Records excerpted from a collection:
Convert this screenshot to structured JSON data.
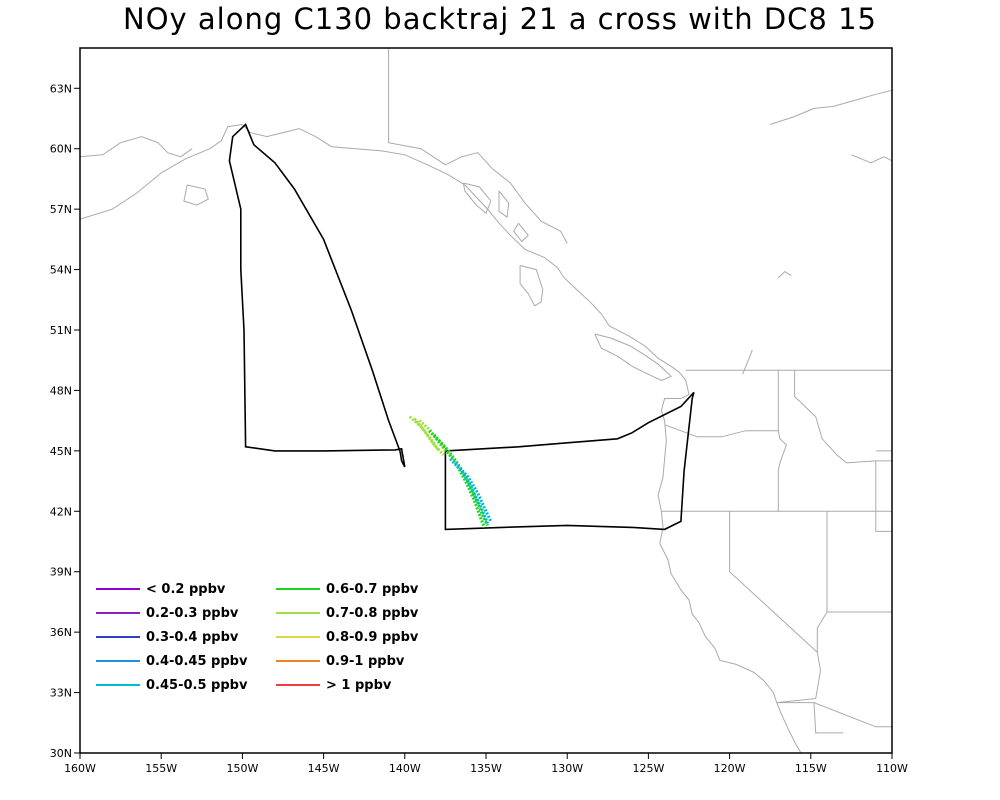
{
  "title": "NOy along C130 backtraj 21 a cross with DC8 15",
  "map": {
    "lon_range": [
      -160,
      -110
    ],
    "lat_range": [
      30,
      65
    ],
    "x_ticks": [
      {
        "value": -160,
        "label": "160W"
      },
      {
        "value": -155,
        "label": "155W"
      },
      {
        "value": -150,
        "label": "150W"
      },
      {
        "value": -145,
        "label": "145W"
      },
      {
        "value": -140,
        "label": "140W"
      },
      {
        "value": -135,
        "label": "135W"
      },
      {
        "value": -130,
        "label": "130W"
      },
      {
        "value": -125,
        "label": "125W"
      },
      {
        "value": -120,
        "label": "120W"
      },
      {
        "value": -115,
        "label": "115W"
      },
      {
        "value": -110,
        "label": "110W"
      }
    ],
    "y_ticks": [
      {
        "value": 30,
        "label": "30N"
      },
      {
        "value": 33,
        "label": "33N"
      },
      {
        "value": 36,
        "label": "36N"
      },
      {
        "value": 39,
        "label": "39N"
      },
      {
        "value": 42,
        "label": "42N"
      },
      {
        "value": 45,
        "label": "45N"
      },
      {
        "value": 48,
        "label": "48N"
      },
      {
        "value": 51,
        "label": "51N"
      },
      {
        "value": 54,
        "label": "54N"
      },
      {
        "value": 57,
        "label": "57N"
      },
      {
        "value": 60,
        "label": "60N"
      },
      {
        "value": 63,
        "label": "63N"
      }
    ],
    "colors": {
      "coast": "#aaaaaa",
      "flight": "#000000",
      "frame": "#000000"
    }
  },
  "legend": [
    {
      "label": "< 0.2 ppbv",
      "color": "#9400d3"
    },
    {
      "label": "0.2-0.3 ppbv",
      "color": "#8b1fbf"
    },
    {
      "label": "0.3-0.4 ppbv",
      "color": "#2f3fbf"
    },
    {
      "label": "0.4-0.45 ppbv",
      "color": "#1f8fe0"
    },
    {
      "label": "0.45-0.5 ppbv",
      "color": "#00bcd0"
    },
    {
      "label": "0.6-0.7 ppbv",
      "color": "#1ed21e"
    },
    {
      "label": "0.7-0.8 ppbv",
      "color": "#a0e040"
    },
    {
      "label": "0.8-0.9 ppbv",
      "color": "#e0d840"
    },
    {
      "label": "0.9-1 ppbv",
      "color": "#f08020"
    },
    {
      "label": "> 1 ppbv",
      "color": "#f03c3c"
    }
  ],
  "flight_track": [
    [
      -140.3,
      45.0
    ],
    [
      -141.0,
      46.5
    ],
    [
      -142.0,
      49.0
    ],
    [
      -143.3,
      52.0
    ],
    [
      -145.0,
      55.5
    ],
    [
      -146.8,
      58.0
    ],
    [
      -148.0,
      59.3
    ],
    [
      -149.3,
      60.2
    ],
    [
      -149.8,
      61.2
    ],
    [
      -150.6,
      60.6
    ],
    [
      -150.8,
      59.4
    ],
    [
      -150.1,
      57.0
    ],
    [
      -150.1,
      54.0
    ],
    [
      -149.9,
      51.0
    ],
    [
      -149.8,
      45.2
    ],
    [
      -148.0,
      45.0
    ],
    [
      -145.0,
      45.0
    ],
    [
      -140.6,
      45.05
    ],
    [
      -140.2,
      45.1
    ],
    [
      -140.0,
      44.2
    ],
    [
      -140.2,
      44.5
    ],
    [
      -140.25,
      44.8
    ],
    [
      -140.3,
      45.0
    ]
  ],
  "flight_box": [
    [
      -137.5,
      45.0
    ],
    [
      -133.0,
      45.2
    ],
    [
      -130.0,
      45.4
    ],
    [
      -126.9,
      45.6
    ],
    [
      -126.0,
      45.9
    ],
    [
      -125.0,
      46.4
    ],
    [
      -123.0,
      47.2
    ],
    [
      -122.2,
      47.9
    ],
    [
      -122.3,
      47.6
    ],
    [
      -122.8,
      44.0
    ],
    [
      -123.0,
      41.5
    ],
    [
      -124.0,
      41.1
    ],
    [
      -126.0,
      41.2
    ],
    [
      -130.0,
      41.3
    ],
    [
      -134.0,
      41.2
    ],
    [
      -137.5,
      41.1
    ],
    [
      -137.5,
      45.0
    ]
  ],
  "trajectories": [
    {
      "color": "#a0e040",
      "points": [
        [
          -139.7,
          46.7
        ],
        [
          -139.0,
          46.2
        ],
        [
          -138.4,
          45.6
        ],
        [
          -137.9,
          45.0
        ]
      ]
    },
    {
      "color": "#a0e040",
      "points": [
        [
          -139.4,
          46.6
        ],
        [
          -138.8,
          46.0
        ],
        [
          -138.2,
          45.3
        ],
        [
          -137.6,
          44.8
        ]
      ]
    },
    {
      "color": "#a0e040",
      "points": [
        [
          -139.1,
          46.5
        ],
        [
          -138.4,
          46.0
        ],
        [
          -137.9,
          45.4
        ],
        [
          -137.4,
          44.9
        ]
      ]
    },
    {
      "color": "#1ed21e",
      "points": [
        [
          -138.5,
          46.0
        ],
        [
          -137.6,
          45.2
        ],
        [
          -136.8,
          44.3
        ],
        [
          -136.2,
          43.4
        ],
        [
          -135.7,
          42.5
        ],
        [
          -135.3,
          41.6
        ],
        [
          -135.1,
          41.2
        ]
      ]
    },
    {
      "color": "#1ed21e",
      "points": [
        [
          -138.2,
          45.8
        ],
        [
          -137.3,
          45.0
        ],
        [
          -136.6,
          44.2
        ],
        [
          -136.0,
          43.3
        ],
        [
          -135.5,
          42.4
        ],
        [
          -135.1,
          41.6
        ],
        [
          -134.9,
          41.3
        ]
      ]
    },
    {
      "color": "#00bcd0",
      "points": [
        [
          -137.2,
          44.6
        ],
        [
          -136.4,
          43.9
        ],
        [
          -135.8,
          43.0
        ],
        [
          -135.3,
          42.2
        ],
        [
          -134.9,
          41.4
        ]
      ]
    },
    {
      "color": "#00bcd0",
      "points": [
        [
          -136.9,
          44.4
        ],
        [
          -136.1,
          43.7
        ],
        [
          -135.5,
          42.9
        ],
        [
          -135.0,
          42.0
        ],
        [
          -134.7,
          41.5
        ]
      ]
    }
  ],
  "coastline": [
    [
      [
        -160,
        56.5
      ],
      [
        -158.0,
        57.0
      ],
      [
        -156.5,
        57.8
      ],
      [
        -155.0,
        58.8
      ],
      [
        -153.5,
        59.5
      ],
      [
        -152.0,
        60.0
      ],
      [
        -151.3,
        60.4
      ],
      [
        -150.9,
        61.1
      ],
      [
        -150.0,
        61.2
      ],
      [
        -149.5,
        60.8
      ],
      [
        -148.5,
        60.6
      ],
      [
        -147.5,
        60.8
      ],
      [
        -146.5,
        61.0
      ],
      [
        -145.5,
        60.6
      ],
      [
        -144.5,
        60.1
      ],
      [
        -143.0,
        60.0
      ],
      [
        -141.5,
        59.9
      ],
      [
        -140.0,
        59.7
      ],
      [
        -138.6,
        59.2
      ],
      [
        -137.3,
        58.7
      ],
      [
        -136.3,
        58.2
      ],
      [
        -135.6,
        57.6
      ],
      [
        -134.9,
        57.0
      ],
      [
        -134.2,
        56.3
      ],
      [
        -133.5,
        55.7
      ],
      [
        -132.6,
        55.0
      ],
      [
        -131.4,
        54.6
      ],
      [
        -130.6,
        54.1
      ],
      [
        -130.2,
        53.6
      ],
      [
        -129.4,
        53.0
      ],
      [
        -128.6,
        52.4
      ],
      [
        -127.9,
        51.8
      ],
      [
        -127.4,
        51.2
      ],
      [
        -126.2,
        50.7
      ],
      [
        -125.2,
        50.2
      ],
      [
        -124.4,
        49.6
      ],
      [
        -123.6,
        49.2
      ],
      [
        -123.1,
        48.9
      ],
      [
        -122.7,
        48.5
      ],
      [
        -122.5,
        47.8
      ],
      [
        -123.0,
        47.6
      ],
      [
        -124.0,
        47.6
      ],
      [
        -124.2,
        47.0
      ],
      [
        -124.0,
        46.5
      ],
      [
        -123.9,
        45.5
      ],
      [
        -124.0,
        44.6
      ],
      [
        -124.1,
        43.7
      ],
      [
        -124.4,
        42.8
      ],
      [
        -124.2,
        42.0
      ],
      [
        -124.1,
        41.2
      ],
      [
        -124.3,
        40.4
      ],
      [
        -123.8,
        39.6
      ],
      [
        -123.6,
        38.9
      ],
      [
        -123.0,
        38.1
      ],
      [
        -122.5,
        37.6
      ],
      [
        -122.3,
        36.9
      ],
      [
        -121.9,
        36.5
      ],
      [
        -121.5,
        35.8
      ],
      [
        -120.9,
        35.2
      ],
      [
        -120.6,
        34.6
      ],
      [
        -119.6,
        34.4
      ],
      [
        -118.5,
        34.0
      ],
      [
        -117.9,
        33.6
      ],
      [
        -117.3,
        33.0
      ],
      [
        -117.1,
        32.5
      ],
      [
        -116.8,
        31.9
      ],
      [
        -116.4,
        31.2
      ],
      [
        -115.9,
        30.4
      ],
      [
        -115.6,
        30.0
      ]
    ],
    [
      [
        -160,
        59.6
      ],
      [
        -158.6,
        59.7
      ],
      [
        -157.5,
        60.3
      ],
      [
        -156.2,
        60.6
      ],
      [
        -155.2,
        60.3
      ],
      [
        -154.6,
        59.8
      ],
      [
        -153.8,
        59.6
      ],
      [
        -153.1,
        60.0
      ]
    ],
    [
      [
        -153.4,
        58.2
      ],
      [
        -152.3,
        58.0
      ],
      [
        -152.1,
        57.5
      ],
      [
        -152.8,
        57.2
      ],
      [
        -153.6,
        57.4
      ],
      [
        -153.4,
        58.2
      ]
    ],
    [
      [
        -136.4,
        58.3
      ],
      [
        -135.4,
        58.1
      ],
      [
        -134.7,
        57.4
      ],
      [
        -135.0,
        56.8
      ],
      [
        -135.6,
        57.2
      ],
      [
        -136.3,
        57.9
      ],
      [
        -136.4,
        58.3
      ]
    ],
    [
      [
        -134.2,
        57.9
      ],
      [
        -133.6,
        57.3
      ],
      [
        -133.7,
        56.6
      ],
      [
        -134.2,
        56.9
      ],
      [
        -134.2,
        57.9
      ]
    ],
    [
      [
        -133.0,
        56.3
      ],
      [
        -132.4,
        55.7
      ],
      [
        -132.8,
        55.4
      ],
      [
        -133.3,
        55.9
      ],
      [
        -133.0,
        56.3
      ]
    ],
    [
      [
        -132.9,
        54.2
      ],
      [
        -131.9,
        54.0
      ],
      [
        -131.5,
        53.0
      ],
      [
        -131.6,
        52.4
      ],
      [
        -132.0,
        52.2
      ],
      [
        -132.4,
        52.8
      ],
      [
        -132.9,
        53.3
      ],
      [
        -132.9,
        54.2
      ]
    ],
    [
      [
        -128.3,
        50.8
      ],
      [
        -127.3,
        50.6
      ],
      [
        -126.1,
        50.2
      ],
      [
        -125.3,
        49.8
      ],
      [
        -124.4,
        49.3
      ],
      [
        -123.6,
        48.7
      ],
      [
        -124.2,
        48.5
      ],
      [
        -125.0,
        48.8
      ],
      [
        -126.0,
        49.2
      ],
      [
        -126.9,
        49.7
      ],
      [
        -127.9,
        50.1
      ],
      [
        -128.3,
        50.8
      ]
    ],
    [
      [
        -117.5,
        61.2
      ],
      [
        -116.0,
        61.6
      ],
      [
        -114.8,
        62.0
      ],
      [
        -113.6,
        62.1
      ],
      [
        -112.3,
        62.4
      ],
      [
        -111.0,
        62.7
      ],
      [
        -110,
        62.9
      ]
    ],
    [
      [
        -112.5,
        59.7
      ],
      [
        -111.3,
        59.3
      ],
      [
        -110.5,
        59.6
      ],
      [
        -110,
        59.4
      ]
    ],
    [
      [
        -119.2,
        48.8
      ],
      [
        -118.9,
        49.4
      ],
      [
        -118.6,
        50.0
      ]
    ],
    [
      [
        -117.0,
        53.6
      ],
      [
        -116.6,
        53.9
      ],
      [
        -116.2,
        53.7
      ]
    ]
  ],
  "borders": [
    [
      [
        -141.0,
        65.0
      ],
      [
        -141.0,
        60.3
      ],
      [
        -139.0,
        60.0
      ],
      [
        -137.5,
        59.2
      ],
      [
        -136.5,
        59.6
      ],
      [
        -135.5,
        59.8
      ],
      [
        -134.6,
        59.0
      ],
      [
        -133.5,
        58.3
      ],
      [
        -132.6,
        57.3
      ],
      [
        -131.6,
        56.4
      ],
      [
        -130.4,
        55.9
      ],
      [
        -130.0,
        55.3
      ]
    ],
    [
      [
        -122.7,
        49.0
      ],
      [
        -120.0,
        49.0
      ],
      [
        -115.0,
        49.0
      ],
      [
        -110,
        49.0
      ]
    ],
    [
      [
        -124.0,
        46.3
      ],
      [
        -122.0,
        45.7
      ],
      [
        -120.5,
        45.7
      ],
      [
        -119.0,
        46.0
      ],
      [
        -117.0,
        46.0
      ],
      [
        -116.9,
        45.6
      ],
      [
        -116.5,
        45.3
      ],
      [
        -116.9,
        44.4
      ],
      [
        -117.0,
        44.0
      ],
      [
        -117.0,
        42.0
      ]
    ],
    [
      [
        -124.2,
        42.0
      ],
      [
        -120.0,
        42.0
      ],
      [
        -117.0,
        42.0
      ],
      [
        -111.0,
        42.0
      ],
      [
        -110,
        42.0
      ]
    ],
    [
      [
        -117.0,
        49.0
      ],
      [
        -117.0,
        46.0
      ]
    ],
    [
      [
        -116.0,
        49.0
      ],
      [
        -116.0,
        47.7
      ],
      [
        -114.7,
        46.7
      ],
      [
        -114.3,
        45.6
      ],
      [
        -113.4,
        44.8
      ],
      [
        -112.8,
        44.4
      ],
      [
        -111.0,
        44.5
      ],
      [
        -110,
        44.5
      ]
    ],
    [
      [
        -111.0,
        45.0
      ],
      [
        -110,
        45.0
      ]
    ],
    [
      [
        -111.0,
        44.5
      ],
      [
        -111.0,
        41.0
      ],
      [
        -110,
        41.0
      ]
    ],
    [
      [
        -120.0,
        42.0
      ],
      [
        -120.0,
        39.0
      ],
      [
        -114.6,
        35.0
      ]
    ],
    [
      [
        -114.6,
        35.0
      ],
      [
        -114.4,
        34.1
      ],
      [
        -114.7,
        32.7
      ],
      [
        -117.1,
        32.5
      ]
    ],
    [
      [
        -117.1,
        32.5
      ],
      [
        -114.8,
        32.5
      ],
      [
        -111.0,
        31.3
      ],
      [
        -110,
        31.3
      ]
    ],
    [
      [
        -114.0,
        42.0
      ],
      [
        -114.0,
        37.0
      ],
      [
        -114.6,
        36.2
      ],
      [
        -114.6,
        35.0
      ]
    ],
    [
      [
        -114.0,
        37.0
      ],
      [
        -110,
        37.0
      ]
    ],
    [
      [
        -114.8,
        32.5
      ],
      [
        -114.7,
        31.0
      ],
      [
        -113.0,
        31.0
      ]
    ]
  ]
}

## Task goal
Determine how many lines include the word "ppbv" and report that number by itself.

## Exercise result
10